--- begin Exercise input ---

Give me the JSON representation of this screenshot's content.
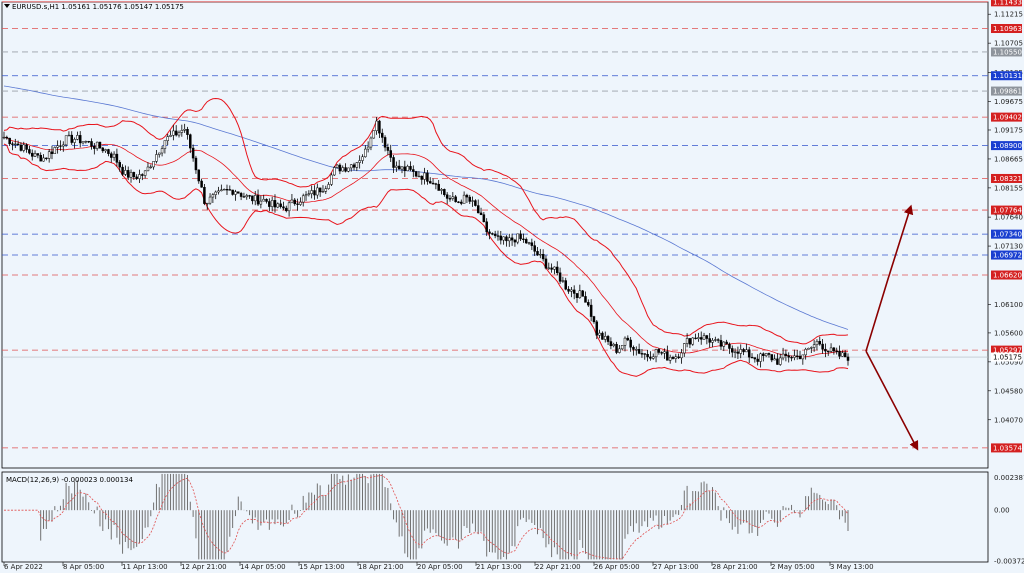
{
  "header": {
    "symbol_info": "EURUSD.s,H1  1.05161 1.05176 1.05147 1.05175",
    "macd_info": "MACD(12,26,9) -0.000023 0.000134"
  },
  "colors": {
    "background": "#eef5fc",
    "candles": "#000000",
    "bollinger": "#e8141c",
    "moving_average": "#5a78d2",
    "resistance_line": "#e05050",
    "support_line": "#3355cc",
    "arrow": "#8b0000",
    "macd_hist": "#707070",
    "macd_signal": "#e05050"
  },
  "chart_data": {
    "type": "candlestick",
    "symbol": "EURUSD.s",
    "timeframe": "H1",
    "ylim": [
      1.0322,
      1.1143
    ],
    "x_tick_labels": [
      "6 Apr 2022",
      "8 Apr 05:00",
      "11 Apr 13:00",
      "12 Apr 21:00",
      "14 Apr 05:00",
      "15 Apr 13:00",
      "18 Apr 21:00",
      "20 Apr 05:00",
      "21 Apr 13:00",
      "22 Apr 21:00",
      "26 Apr 05:00",
      "27 Apr 13:00",
      "28 Apr 21:00",
      "2 May 05:00",
      "3 May 13:00"
    ],
    "y_tick_labels": [
      "1.11215",
      "1.10705",
      "1.10185",
      "1.09675",
      "1.09175",
      "1.08665",
      "1.08155",
      "1.07640",
      "1.07130",
      "1.06100",
      "1.05600",
      "1.05090",
      "1.04580",
      "1.04070"
    ],
    "red_levels": [
      {
        "label": "1.11433",
        "value": 1.11433,
        "style": "solid"
      },
      {
        "label": "1.10963",
        "value": 1.10963,
        "style": "dashed"
      },
      {
        "label": "1.09402",
        "value": 1.09402,
        "style": "dashed"
      },
      {
        "label": "1.08321",
        "value": 1.08321,
        "style": "dashed"
      },
      {
        "label": "1.07764",
        "value": 1.07764,
        "style": "dashed"
      },
      {
        "label": "1.06620",
        "value": 1.0662,
        "style": "dashed"
      },
      {
        "label": "1.05297",
        "value": 1.05297,
        "style": "dashed"
      },
      {
        "label": "1.03574",
        "value": 1.03574,
        "style": "dashed"
      }
    ],
    "blue_levels": [
      {
        "label": "1.10131",
        "value": 1.10131
      },
      {
        "label": "1.08900",
        "value": 1.089
      },
      {
        "label": "1.07340",
        "value": 1.0734
      },
      {
        "label": "1.06972",
        "value": 1.06972
      }
    ],
    "gray_levels": [
      {
        "label": "1.10550",
        "value": 1.1055
      },
      {
        "label": "1.09861",
        "value": 1.09861
      }
    ],
    "current_price": {
      "label": "1.05175",
      "value": 1.05175
    },
    "price_path": [
      1.0905,
      1.0895,
      1.0885,
      1.0872,
      1.0868,
      1.0885,
      1.09,
      1.0902,
      1.0898,
      1.089,
      1.0884,
      1.087,
      1.084,
      1.0835,
      1.084,
      1.087,
      1.09,
      1.091,
      1.092,
      1.0858,
      1.079,
      1.08,
      1.081,
      1.0812,
      1.08,
      1.0795,
      1.0794,
      1.0782,
      1.078,
      1.0792,
      1.08,
      1.0808,
      1.082,
      1.085,
      1.0852,
      1.086,
      1.088,
      1.0935,
      1.089,
      1.085,
      1.0848,
      1.084,
      1.0835,
      1.0825,
      1.08,
      1.079,
      1.0798,
      1.078,
      1.074,
      1.0725,
      1.072,
      1.0728,
      1.072,
      1.07,
      1.068,
      1.0665,
      1.064,
      1.063,
      1.062,
      1.056,
      1.0545,
      1.053,
      1.0548,
      1.053,
      1.052,
      1.0528,
      1.0518,
      1.052,
      1.0545,
      1.0555,
      1.055,
      1.054,
      1.0535,
      1.053,
      1.0522,
      1.0515,
      1.052,
      1.051,
      1.052,
      1.0518,
      1.0528,
      1.0545,
      1.053,
      1.052,
      1.0518
    ],
    "macd_ylim": [
      -0.0038,
      0.0028
    ],
    "macd_tick_labels": [
      "0.002387",
      "0.00",
      "-0.003721"
    ]
  }
}
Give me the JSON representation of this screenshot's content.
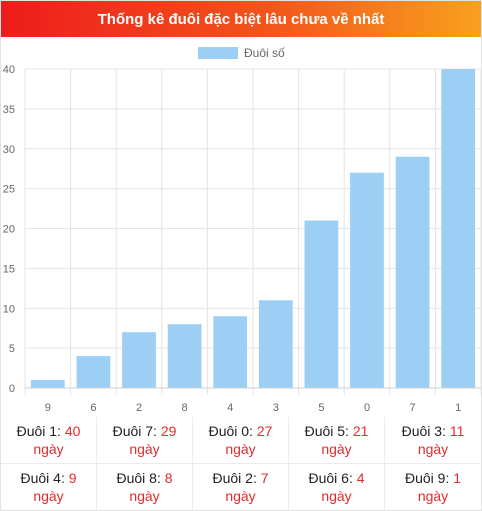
{
  "header": {
    "title": "Thống kê đuôi đặc biệt lâu chưa về nhất"
  },
  "chart_data": {
    "type": "bar",
    "title": "",
    "xlabel": "",
    "ylabel": "",
    "legend": {
      "label": "Đuôi số",
      "placement": "top-center"
    },
    "categories": [
      "9",
      "6",
      "2",
      "8",
      "4",
      "3",
      "5",
      "0",
      "7",
      "1"
    ],
    "series": [
      {
        "name": "Đuôi số",
        "values": [
          1,
          4,
          7,
          8,
          9,
          11,
          21,
          27,
          29,
          40
        ]
      }
    ],
    "ylim": [
      0,
      40
    ],
    "yticks": [
      "0",
      "5",
      "10",
      "15",
      "20",
      "25",
      "30",
      "35",
      "40"
    ],
    "grid": true,
    "bar_color": "#9dcff5"
  },
  "stats": {
    "unit": "ngày",
    "items": [
      {
        "label": "Đuôi 1:",
        "value": "40"
      },
      {
        "label": "Đuôi 7:",
        "value": "29"
      },
      {
        "label": "Đuôi 0:",
        "value": "27"
      },
      {
        "label": "Đuôi 5:",
        "value": "21"
      },
      {
        "label": "Đuôi 3:",
        "value": "11"
      },
      {
        "label": "Đuôi 4:",
        "value": "9"
      },
      {
        "label": "Đuôi 8:",
        "value": "8"
      },
      {
        "label": "Đuôi 2:",
        "value": "7"
      },
      {
        "label": "Đuôi 6:",
        "value": "4"
      },
      {
        "label": "Đuôi 9:",
        "value": "1"
      }
    ]
  },
  "colors": {
    "header_start": "#ee1c1c",
    "header_end": "#f9a11f",
    "value_red": "#e42b2b"
  }
}
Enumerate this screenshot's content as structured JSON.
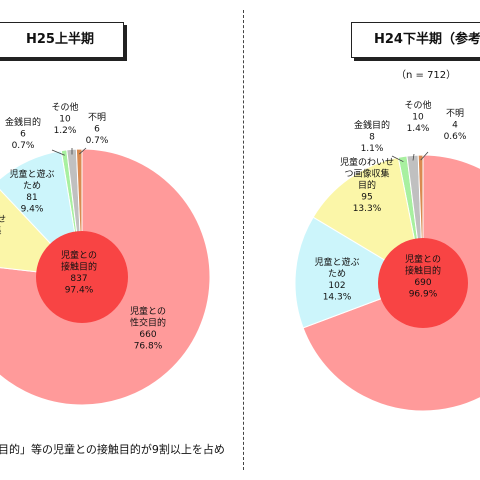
{
  "footer": "目的」等の児童との接触目的が9割以上を占め",
  "colors": {
    "sexual": "#ff9a9a",
    "play": "#ccf5fb",
    "photo": "#fbf6a8",
    "money": "#a8f0a0",
    "other": "#c0c0c0",
    "unknown": "#d98a50",
    "inner": "#f84444",
    "stroke": "#ffffff"
  },
  "chart_data": [
    {
      "type": "pie",
      "title": "H25上半期",
      "segments": [
        {
          "category": "児童との性交目的",
          "lines": [
            "児童との",
            "性交目的"
          ],
          "count": "660",
          "percent": "76.8%",
          "color_key": "sexual"
        },
        {
          "category": "児童のわいせつ画像収集目的",
          "lines": [
            "いせ",
            "集"
          ],
          "count": "",
          "percent": "",
          "color_key": "photo"
        },
        {
          "category": "児童と遊ぶため",
          "lines": [
            "児童と遊ぶ",
            "ため"
          ],
          "count": "81",
          "percent": "9.4%",
          "color_key": "play"
        },
        {
          "category": "金銭目的",
          "lines": [
            "金銭目的"
          ],
          "count": "6",
          "percent": "0.7%",
          "color_key": "money"
        },
        {
          "category": "その他",
          "lines": [
            "その他"
          ],
          "count": "10",
          "percent": "1.2%",
          "color_key": "other"
        },
        {
          "category": "不明",
          "lines": [
            "不明"
          ],
          "count": "6",
          "percent": "0.7%",
          "color_key": "unknown"
        }
      ],
      "inner": {
        "lines": [
          "児童との",
          "接触目的"
        ],
        "count": "837",
        "percent": "97.4%"
      }
    },
    {
      "type": "pie",
      "title": "H24下半期（参考",
      "n_label": "（n = 712）",
      "segments": [
        {
          "category": "児童との性交目的",
          "lines": [],
          "count": "",
          "percent": "",
          "color_key": "sexual"
        },
        {
          "category": "児童と遊ぶため",
          "lines": [
            "児童と遊ぶ",
            "ため"
          ],
          "count": "102",
          "percent": "14.3%",
          "color_key": "play"
        },
        {
          "category": "児童のわいせつ画像収集目的",
          "lines": [
            "児童のわいせ",
            "つ画像収集",
            "目的"
          ],
          "count": "95",
          "percent": "13.3%",
          "color_key": "photo"
        },
        {
          "category": "金銭目的",
          "lines": [
            "金銭目的"
          ],
          "count": "8",
          "percent": "1.1%",
          "color_key": "money"
        },
        {
          "category": "その他",
          "lines": [
            "その他"
          ],
          "count": "10",
          "percent": "1.4%",
          "color_key": "other"
        },
        {
          "category": "不明",
          "lines": [
            "不明"
          ],
          "count": "4",
          "percent": "0.6%",
          "color_key": "unknown"
        }
      ],
      "inner": {
        "lines": [
          "児童との",
          "接触目的"
        ],
        "count": "690",
        "percent": "96.9%"
      }
    }
  ]
}
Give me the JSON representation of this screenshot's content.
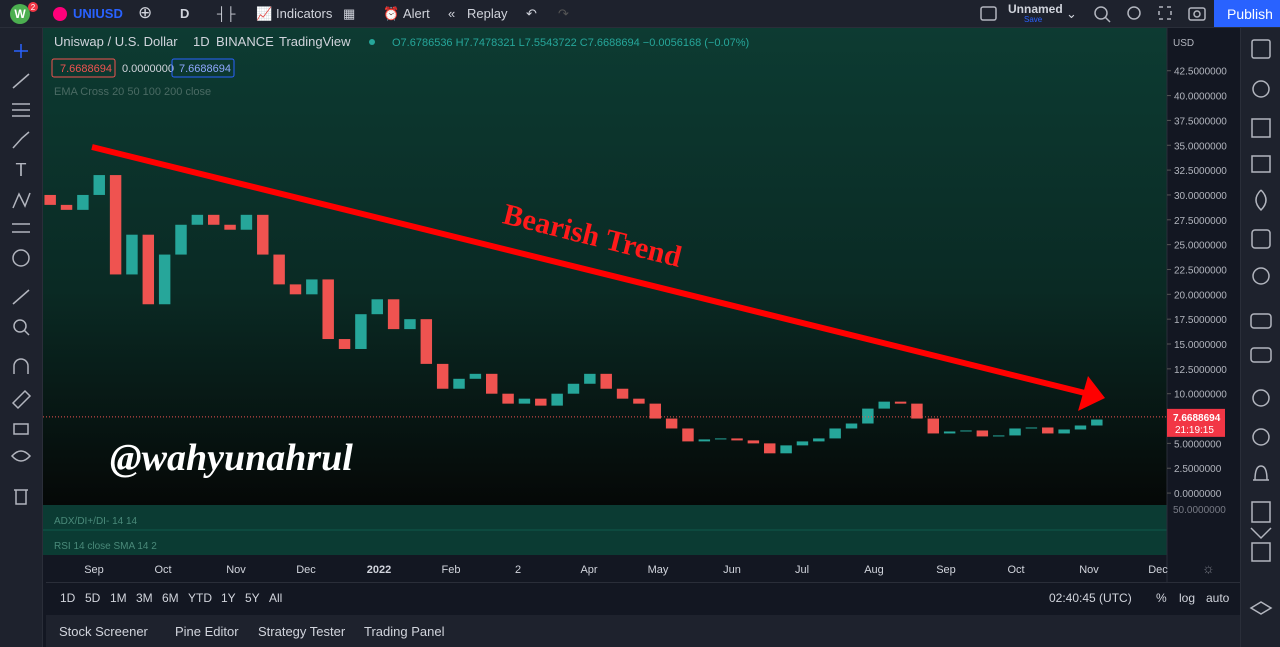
{
  "toolbar": {
    "avatar": "W",
    "badge": "2",
    "symbol": "UNIUSD",
    "interval": "D",
    "indicators": "Indicators",
    "alert": "Alert",
    "replay": "Replay",
    "layout_name": "Unnamed",
    "save": "Save",
    "publish": "Publish"
  },
  "legend": {
    "title": "Uniswap / U.S. Dollar",
    "interval": "1D",
    "exchange": "BINANCE",
    "source": "TradingView",
    "ohlc": "O7.6786536 H7.7478321 L7.5543722 C7.6688694 −0.0056168 (−0.07%)",
    "sell": "7.6688694",
    "spread": "0.0000000",
    "buy": "7.6688694",
    "ema": "EMA Cross 20 50 100 200 close"
  },
  "chart_data": {
    "type": "candlestick",
    "currency": "USD",
    "categories": [
      null,
      null,
      null,
      null,
      null,
      null,
      null,
      null,
      null,
      null,
      null,
      null,
      null,
      null,
      null,
      null,
      null,
      null,
      null,
      null,
      null,
      null,
      null,
      null,
      null,
      null,
      null,
      null,
      null,
      null,
      null,
      null,
      null,
      null,
      null,
      null,
      null,
      null,
      null,
      null,
      null,
      null,
      null,
      null,
      null,
      null,
      null,
      null,
      null,
      null,
      null,
      null,
      null,
      null,
      null,
      null,
      null,
      null,
      null,
      null,
      null,
      null,
      null,
      null,
      null
    ],
    "open": [
      30,
      29,
      28.5,
      30,
      32,
      22,
      26,
      19,
      24,
      27,
      28,
      27,
      26.5,
      28,
      24,
      21,
      20,
      21.5,
      15.5,
      14.5,
      18,
      19.5,
      16.5,
      17.5,
      13,
      10.5,
      11.5,
      12,
      10,
      9,
      9.5,
      8.8,
      10,
      11,
      12,
      10.5,
      9.5,
      9,
      7.5,
      6.5,
      5.2,
      5.4,
      5.5,
      5.3,
      5,
      4,
      4.8,
      5.2,
      5.5,
      6.5,
      7,
      8.5,
      9.2,
      9,
      7.5,
      6,
      6.2,
      6.3,
      5.7,
      5.8,
      6.5,
      6.6,
      6,
      6.4,
      6.8
    ],
    "close": [
      29,
      28.5,
      30,
      32,
      22,
      26,
      19,
      24,
      27,
      28,
      27,
      26.5,
      28,
      24,
      21,
      20,
      21.5,
      15.5,
      14.5,
      18,
      19.5,
      16.5,
      17.5,
      13,
      10.5,
      11.5,
      12,
      10,
      9,
      9.5,
      8.8,
      10,
      11,
      12,
      10.5,
      9.5,
      9,
      7.5,
      6.5,
      5.2,
      5.4,
      5.5,
      5.3,
      5,
      4,
      4.8,
      5.2,
      5.5,
      6.5,
      7,
      8.5,
      9.2,
      9,
      7.5,
      6,
      6.2,
      6.3,
      5.7,
      5.8,
      6.5,
      6.6,
      6,
      6.4,
      6.8,
      7.4
    ],
    "up_color": "#26a69a",
    "down_color": "#ef5350",
    "ylim": [
      -1.2,
      46.8
    ],
    "yticks": [
      {
        "value": 0,
        "label": "0.0000000"
      },
      {
        "value": 2.5,
        "label": "2.5000000"
      },
      {
        "value": 5,
        "label": "5.0000000"
      },
      {
        "value": 7.5,
        "label": "7.5000000"
      },
      {
        "value": 10,
        "label": "10.0000000"
      },
      {
        "value": 12.5,
        "label": "12.5000000"
      },
      {
        "value": 15,
        "label": "15.0000000"
      },
      {
        "value": 17.5,
        "label": "17.5000000"
      },
      {
        "value": 20,
        "label": "20.0000000"
      },
      {
        "value": 22.5,
        "label": "22.5000000"
      },
      {
        "value": 25,
        "label": "25.0000000"
      },
      {
        "value": 27.5,
        "label": "27.5000000"
      },
      {
        "value": 30,
        "label": "30.0000000"
      },
      {
        "value": 32.5,
        "label": "32.5000000"
      },
      {
        "value": 35,
        "label": "35.0000000"
      },
      {
        "value": 37.5,
        "label": "37.5000000"
      },
      {
        "value": 40,
        "label": "40.0000000"
      },
      {
        "value": 42.5,
        "label": "42.5000000"
      }
    ],
    "grid": false,
    "last_price": 7.6688694,
    "countdown": "21:19:15",
    "x_labels": [
      "Sep",
      "Oct",
      "Nov",
      "Dec",
      "2022",
      "Feb",
      "2",
      "Apr",
      "May",
      "Jun",
      "Jul",
      "Aug",
      "Sep",
      "Oct",
      "Nov",
      "Dec"
    ],
    "trend_label": "Bearish Trend",
    "watermark": "@wahyunahrul"
  },
  "indicators": {
    "adx": "ADX/DI+/DI- 14 14",
    "rsi": "RSI 14 close SMA 14 2",
    "pane_scale": "50.0000000"
  },
  "bottom_bar": {
    "ranges": [
      "1D",
      "5D",
      "1M",
      "3M",
      "6M",
      "YTD",
      "1Y",
      "5Y",
      "All"
    ],
    "clock": "02:40:45 (UTC)",
    "scale": [
      "%",
      "log",
      "auto"
    ]
  },
  "tabs": [
    "Stock Screener",
    "Pine Editor",
    "Strategy Tester",
    "Trading Panel"
  ]
}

--- end Exercise input ---

**Exercise directions**
Lines holding the word "close" in the entries above are the ones to pull out. Copy them all.

**Written solution**
    "ema": "EMA Cross 20 50 100 200 close"
    "close": [
    "rsi": "RSI 14 close SMA 14 2",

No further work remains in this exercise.